>> Begin

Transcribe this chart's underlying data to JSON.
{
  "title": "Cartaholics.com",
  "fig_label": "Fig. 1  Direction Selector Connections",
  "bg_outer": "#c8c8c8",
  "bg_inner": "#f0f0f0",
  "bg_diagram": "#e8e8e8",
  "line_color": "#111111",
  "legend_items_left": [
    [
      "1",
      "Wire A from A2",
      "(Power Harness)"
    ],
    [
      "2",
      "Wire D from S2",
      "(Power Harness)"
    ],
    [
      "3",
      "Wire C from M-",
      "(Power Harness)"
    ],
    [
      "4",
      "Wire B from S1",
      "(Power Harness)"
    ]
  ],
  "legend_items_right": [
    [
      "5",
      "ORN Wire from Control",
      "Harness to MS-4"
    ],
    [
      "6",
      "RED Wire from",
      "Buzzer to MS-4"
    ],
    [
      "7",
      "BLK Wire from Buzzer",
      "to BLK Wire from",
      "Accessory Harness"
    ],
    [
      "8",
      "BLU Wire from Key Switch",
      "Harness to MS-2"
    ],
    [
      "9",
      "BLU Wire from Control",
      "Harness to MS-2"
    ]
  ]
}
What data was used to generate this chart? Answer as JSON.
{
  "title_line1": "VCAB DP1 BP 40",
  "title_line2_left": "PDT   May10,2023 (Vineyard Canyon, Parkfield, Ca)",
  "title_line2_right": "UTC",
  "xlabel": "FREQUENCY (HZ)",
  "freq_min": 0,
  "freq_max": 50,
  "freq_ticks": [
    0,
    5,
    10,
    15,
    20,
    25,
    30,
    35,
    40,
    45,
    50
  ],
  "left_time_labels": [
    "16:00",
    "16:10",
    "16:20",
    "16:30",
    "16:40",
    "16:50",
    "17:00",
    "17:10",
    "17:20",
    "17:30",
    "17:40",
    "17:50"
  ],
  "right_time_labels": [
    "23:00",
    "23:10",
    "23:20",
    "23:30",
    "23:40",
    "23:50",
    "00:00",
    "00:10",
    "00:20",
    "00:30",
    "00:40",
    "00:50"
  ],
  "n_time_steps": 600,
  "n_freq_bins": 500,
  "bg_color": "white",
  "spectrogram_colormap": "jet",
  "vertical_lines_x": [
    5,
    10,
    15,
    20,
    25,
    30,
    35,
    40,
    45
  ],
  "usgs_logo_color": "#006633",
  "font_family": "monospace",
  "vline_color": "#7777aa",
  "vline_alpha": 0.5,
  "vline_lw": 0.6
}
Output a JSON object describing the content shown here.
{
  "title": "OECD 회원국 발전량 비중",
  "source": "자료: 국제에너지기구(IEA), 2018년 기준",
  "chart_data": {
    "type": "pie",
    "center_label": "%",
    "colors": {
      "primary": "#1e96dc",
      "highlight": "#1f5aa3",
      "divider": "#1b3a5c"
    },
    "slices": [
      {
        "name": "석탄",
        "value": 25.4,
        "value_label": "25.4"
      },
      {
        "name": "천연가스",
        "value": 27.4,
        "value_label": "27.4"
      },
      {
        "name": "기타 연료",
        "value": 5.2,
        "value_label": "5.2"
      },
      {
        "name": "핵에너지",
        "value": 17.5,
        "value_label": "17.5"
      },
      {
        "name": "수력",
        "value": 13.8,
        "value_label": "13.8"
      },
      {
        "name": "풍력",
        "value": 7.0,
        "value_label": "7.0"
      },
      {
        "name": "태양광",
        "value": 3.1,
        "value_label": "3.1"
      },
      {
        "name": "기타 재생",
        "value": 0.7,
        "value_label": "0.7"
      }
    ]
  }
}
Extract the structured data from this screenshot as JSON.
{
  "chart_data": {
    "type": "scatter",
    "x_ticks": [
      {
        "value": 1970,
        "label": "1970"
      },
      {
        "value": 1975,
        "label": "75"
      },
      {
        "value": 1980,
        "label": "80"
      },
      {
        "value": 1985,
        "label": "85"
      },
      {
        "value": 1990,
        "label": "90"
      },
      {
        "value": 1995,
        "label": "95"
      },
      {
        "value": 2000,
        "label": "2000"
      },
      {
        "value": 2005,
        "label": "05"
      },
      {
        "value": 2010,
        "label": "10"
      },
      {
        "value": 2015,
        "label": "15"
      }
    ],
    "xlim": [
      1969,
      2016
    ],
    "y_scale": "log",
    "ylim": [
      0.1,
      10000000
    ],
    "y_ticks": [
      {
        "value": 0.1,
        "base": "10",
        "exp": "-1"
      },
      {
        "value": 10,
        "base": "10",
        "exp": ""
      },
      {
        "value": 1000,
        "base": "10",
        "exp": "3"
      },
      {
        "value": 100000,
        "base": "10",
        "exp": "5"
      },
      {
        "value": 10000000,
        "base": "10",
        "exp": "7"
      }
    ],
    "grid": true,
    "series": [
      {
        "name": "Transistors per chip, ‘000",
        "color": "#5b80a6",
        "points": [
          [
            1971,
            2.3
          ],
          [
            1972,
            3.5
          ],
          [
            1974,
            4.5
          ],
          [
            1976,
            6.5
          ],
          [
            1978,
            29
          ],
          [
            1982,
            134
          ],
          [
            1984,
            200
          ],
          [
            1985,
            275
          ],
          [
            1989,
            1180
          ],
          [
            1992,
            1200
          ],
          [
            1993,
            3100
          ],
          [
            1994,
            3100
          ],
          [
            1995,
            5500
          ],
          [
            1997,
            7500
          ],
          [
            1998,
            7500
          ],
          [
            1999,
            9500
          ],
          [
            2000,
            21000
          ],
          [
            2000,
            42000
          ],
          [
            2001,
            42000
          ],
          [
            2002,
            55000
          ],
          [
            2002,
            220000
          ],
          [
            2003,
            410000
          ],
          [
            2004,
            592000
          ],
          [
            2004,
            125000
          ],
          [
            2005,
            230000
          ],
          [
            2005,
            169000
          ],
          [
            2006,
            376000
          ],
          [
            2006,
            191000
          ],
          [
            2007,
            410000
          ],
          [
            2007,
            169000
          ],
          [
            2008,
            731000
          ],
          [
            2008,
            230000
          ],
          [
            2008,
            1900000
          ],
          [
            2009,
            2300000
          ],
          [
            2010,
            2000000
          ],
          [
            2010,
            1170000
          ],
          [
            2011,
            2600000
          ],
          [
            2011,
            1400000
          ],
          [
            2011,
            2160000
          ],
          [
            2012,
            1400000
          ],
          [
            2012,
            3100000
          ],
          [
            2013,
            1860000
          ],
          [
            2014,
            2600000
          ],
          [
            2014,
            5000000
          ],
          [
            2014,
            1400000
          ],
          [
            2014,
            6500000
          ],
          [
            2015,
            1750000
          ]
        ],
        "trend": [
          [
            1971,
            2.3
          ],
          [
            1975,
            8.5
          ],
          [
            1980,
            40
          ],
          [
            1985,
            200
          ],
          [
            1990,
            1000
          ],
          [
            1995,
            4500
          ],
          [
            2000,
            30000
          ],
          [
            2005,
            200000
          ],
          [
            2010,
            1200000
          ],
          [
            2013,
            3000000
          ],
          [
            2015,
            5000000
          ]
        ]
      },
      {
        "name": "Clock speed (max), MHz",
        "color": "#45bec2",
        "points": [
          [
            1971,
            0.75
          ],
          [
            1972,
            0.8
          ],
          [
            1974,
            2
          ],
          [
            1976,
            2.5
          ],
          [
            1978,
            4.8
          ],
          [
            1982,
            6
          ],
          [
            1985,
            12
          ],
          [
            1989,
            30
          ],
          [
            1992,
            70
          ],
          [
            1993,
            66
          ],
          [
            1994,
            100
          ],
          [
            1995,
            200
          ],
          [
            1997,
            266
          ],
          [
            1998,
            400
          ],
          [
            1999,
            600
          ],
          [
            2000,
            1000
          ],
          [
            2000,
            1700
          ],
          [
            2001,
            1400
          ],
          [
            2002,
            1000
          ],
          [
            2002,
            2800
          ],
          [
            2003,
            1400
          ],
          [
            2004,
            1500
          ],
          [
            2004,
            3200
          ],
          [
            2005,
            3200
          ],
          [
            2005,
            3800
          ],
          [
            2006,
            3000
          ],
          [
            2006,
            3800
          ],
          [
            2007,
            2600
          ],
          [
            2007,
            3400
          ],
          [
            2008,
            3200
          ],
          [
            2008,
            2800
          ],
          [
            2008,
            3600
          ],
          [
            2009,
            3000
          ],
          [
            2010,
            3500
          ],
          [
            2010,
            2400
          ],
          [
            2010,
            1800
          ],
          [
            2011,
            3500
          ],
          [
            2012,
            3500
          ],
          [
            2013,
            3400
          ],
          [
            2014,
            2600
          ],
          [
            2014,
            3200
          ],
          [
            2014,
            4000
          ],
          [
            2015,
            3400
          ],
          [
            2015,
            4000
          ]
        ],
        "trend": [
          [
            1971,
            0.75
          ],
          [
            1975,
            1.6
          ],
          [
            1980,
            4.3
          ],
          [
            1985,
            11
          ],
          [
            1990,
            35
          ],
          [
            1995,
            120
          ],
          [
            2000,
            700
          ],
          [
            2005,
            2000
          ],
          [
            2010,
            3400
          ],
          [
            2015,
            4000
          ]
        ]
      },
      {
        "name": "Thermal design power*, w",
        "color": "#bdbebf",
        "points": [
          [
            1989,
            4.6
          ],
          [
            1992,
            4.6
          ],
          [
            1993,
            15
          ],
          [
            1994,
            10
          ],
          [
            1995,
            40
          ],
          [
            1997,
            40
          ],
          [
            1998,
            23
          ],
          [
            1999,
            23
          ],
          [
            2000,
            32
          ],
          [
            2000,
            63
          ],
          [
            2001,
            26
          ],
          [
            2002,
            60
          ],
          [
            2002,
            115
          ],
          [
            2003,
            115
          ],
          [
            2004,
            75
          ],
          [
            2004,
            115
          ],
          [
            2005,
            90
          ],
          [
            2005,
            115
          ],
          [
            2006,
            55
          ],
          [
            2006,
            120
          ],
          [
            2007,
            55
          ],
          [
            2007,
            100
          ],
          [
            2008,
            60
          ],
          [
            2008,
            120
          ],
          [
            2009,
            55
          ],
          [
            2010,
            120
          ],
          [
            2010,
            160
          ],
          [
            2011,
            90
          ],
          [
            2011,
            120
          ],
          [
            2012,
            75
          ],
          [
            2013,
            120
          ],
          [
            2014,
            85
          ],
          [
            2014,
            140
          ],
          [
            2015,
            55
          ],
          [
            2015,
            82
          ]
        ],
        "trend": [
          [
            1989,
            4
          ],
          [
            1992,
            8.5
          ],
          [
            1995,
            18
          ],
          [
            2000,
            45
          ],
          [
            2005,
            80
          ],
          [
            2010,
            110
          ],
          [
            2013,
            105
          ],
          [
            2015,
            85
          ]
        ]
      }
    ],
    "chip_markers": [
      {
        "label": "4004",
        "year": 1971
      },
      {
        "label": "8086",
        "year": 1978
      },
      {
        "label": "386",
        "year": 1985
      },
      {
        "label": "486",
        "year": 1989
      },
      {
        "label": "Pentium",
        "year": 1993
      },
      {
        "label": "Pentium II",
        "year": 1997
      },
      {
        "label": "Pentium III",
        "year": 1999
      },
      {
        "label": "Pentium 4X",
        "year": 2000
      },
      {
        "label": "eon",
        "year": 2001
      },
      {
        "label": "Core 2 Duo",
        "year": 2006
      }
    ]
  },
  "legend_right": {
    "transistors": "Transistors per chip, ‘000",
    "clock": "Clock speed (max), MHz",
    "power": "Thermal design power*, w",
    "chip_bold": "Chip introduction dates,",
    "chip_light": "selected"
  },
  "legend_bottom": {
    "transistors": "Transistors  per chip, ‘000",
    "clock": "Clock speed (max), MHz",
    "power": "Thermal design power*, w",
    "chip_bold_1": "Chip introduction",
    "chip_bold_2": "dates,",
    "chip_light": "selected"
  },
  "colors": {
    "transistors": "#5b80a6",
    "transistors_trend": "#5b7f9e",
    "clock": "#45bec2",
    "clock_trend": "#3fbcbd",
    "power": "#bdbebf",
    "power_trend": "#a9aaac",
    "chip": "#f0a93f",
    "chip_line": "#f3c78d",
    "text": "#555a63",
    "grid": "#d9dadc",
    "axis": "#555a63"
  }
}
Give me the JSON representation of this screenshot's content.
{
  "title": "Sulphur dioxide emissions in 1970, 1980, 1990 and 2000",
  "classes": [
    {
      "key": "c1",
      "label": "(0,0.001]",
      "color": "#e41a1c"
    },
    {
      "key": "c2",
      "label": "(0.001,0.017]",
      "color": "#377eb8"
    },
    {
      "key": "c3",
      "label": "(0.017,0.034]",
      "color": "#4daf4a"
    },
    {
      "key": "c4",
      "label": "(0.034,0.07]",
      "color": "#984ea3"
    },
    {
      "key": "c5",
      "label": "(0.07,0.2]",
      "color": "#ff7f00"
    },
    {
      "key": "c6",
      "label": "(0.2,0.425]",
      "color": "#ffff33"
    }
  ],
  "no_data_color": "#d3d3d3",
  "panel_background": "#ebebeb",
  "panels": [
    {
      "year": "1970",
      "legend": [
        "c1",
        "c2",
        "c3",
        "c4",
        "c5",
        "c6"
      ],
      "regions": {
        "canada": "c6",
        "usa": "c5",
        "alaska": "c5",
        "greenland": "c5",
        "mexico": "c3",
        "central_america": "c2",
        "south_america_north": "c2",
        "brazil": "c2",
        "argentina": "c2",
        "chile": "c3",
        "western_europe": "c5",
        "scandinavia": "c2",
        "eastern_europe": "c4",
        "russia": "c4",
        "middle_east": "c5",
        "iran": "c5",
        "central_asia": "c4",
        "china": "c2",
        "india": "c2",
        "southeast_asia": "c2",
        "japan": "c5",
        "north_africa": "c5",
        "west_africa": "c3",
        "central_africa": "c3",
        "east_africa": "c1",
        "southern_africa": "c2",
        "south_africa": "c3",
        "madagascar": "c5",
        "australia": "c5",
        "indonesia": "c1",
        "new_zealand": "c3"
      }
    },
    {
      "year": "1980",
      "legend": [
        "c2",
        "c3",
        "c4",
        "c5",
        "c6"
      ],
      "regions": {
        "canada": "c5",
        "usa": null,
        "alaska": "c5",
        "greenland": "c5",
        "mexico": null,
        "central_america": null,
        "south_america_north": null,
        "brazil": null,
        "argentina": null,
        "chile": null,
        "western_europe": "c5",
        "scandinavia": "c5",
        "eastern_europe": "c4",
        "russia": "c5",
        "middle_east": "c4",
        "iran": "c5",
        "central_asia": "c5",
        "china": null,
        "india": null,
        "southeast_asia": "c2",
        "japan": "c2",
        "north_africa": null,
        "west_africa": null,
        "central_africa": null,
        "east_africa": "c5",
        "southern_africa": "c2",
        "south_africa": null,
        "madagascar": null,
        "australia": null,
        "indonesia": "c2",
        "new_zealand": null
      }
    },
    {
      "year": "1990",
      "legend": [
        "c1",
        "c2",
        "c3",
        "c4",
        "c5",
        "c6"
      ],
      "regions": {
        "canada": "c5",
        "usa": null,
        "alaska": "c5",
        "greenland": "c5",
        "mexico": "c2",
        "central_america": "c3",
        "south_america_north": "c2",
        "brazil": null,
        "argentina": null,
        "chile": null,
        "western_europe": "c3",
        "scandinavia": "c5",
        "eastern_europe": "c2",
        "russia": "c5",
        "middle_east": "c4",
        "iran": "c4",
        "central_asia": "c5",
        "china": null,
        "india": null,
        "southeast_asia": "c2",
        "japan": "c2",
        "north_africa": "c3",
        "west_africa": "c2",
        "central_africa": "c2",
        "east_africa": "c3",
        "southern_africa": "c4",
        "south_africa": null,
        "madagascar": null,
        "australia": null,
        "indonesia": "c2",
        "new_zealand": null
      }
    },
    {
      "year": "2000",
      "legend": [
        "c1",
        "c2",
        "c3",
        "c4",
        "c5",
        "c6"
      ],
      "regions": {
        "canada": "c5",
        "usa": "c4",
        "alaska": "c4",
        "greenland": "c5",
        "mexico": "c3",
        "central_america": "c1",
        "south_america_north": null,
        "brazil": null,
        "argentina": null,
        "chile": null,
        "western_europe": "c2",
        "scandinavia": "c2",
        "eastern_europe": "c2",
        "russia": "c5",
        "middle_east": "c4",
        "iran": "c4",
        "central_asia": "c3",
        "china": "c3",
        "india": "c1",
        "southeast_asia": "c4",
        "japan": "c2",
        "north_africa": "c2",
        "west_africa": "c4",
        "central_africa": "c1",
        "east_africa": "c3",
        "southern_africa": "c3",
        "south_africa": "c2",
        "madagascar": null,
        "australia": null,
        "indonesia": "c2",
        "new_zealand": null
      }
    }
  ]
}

>> End

■ WHAT YOU NEED TO DO ■
Locate all lines that include the word "mexico" and copy them out.

■ EXERCISE ANSWER ■
        "mexico": "c3",
        "mexico": null,
        "mexico": "c2",
        "mexico": "c3",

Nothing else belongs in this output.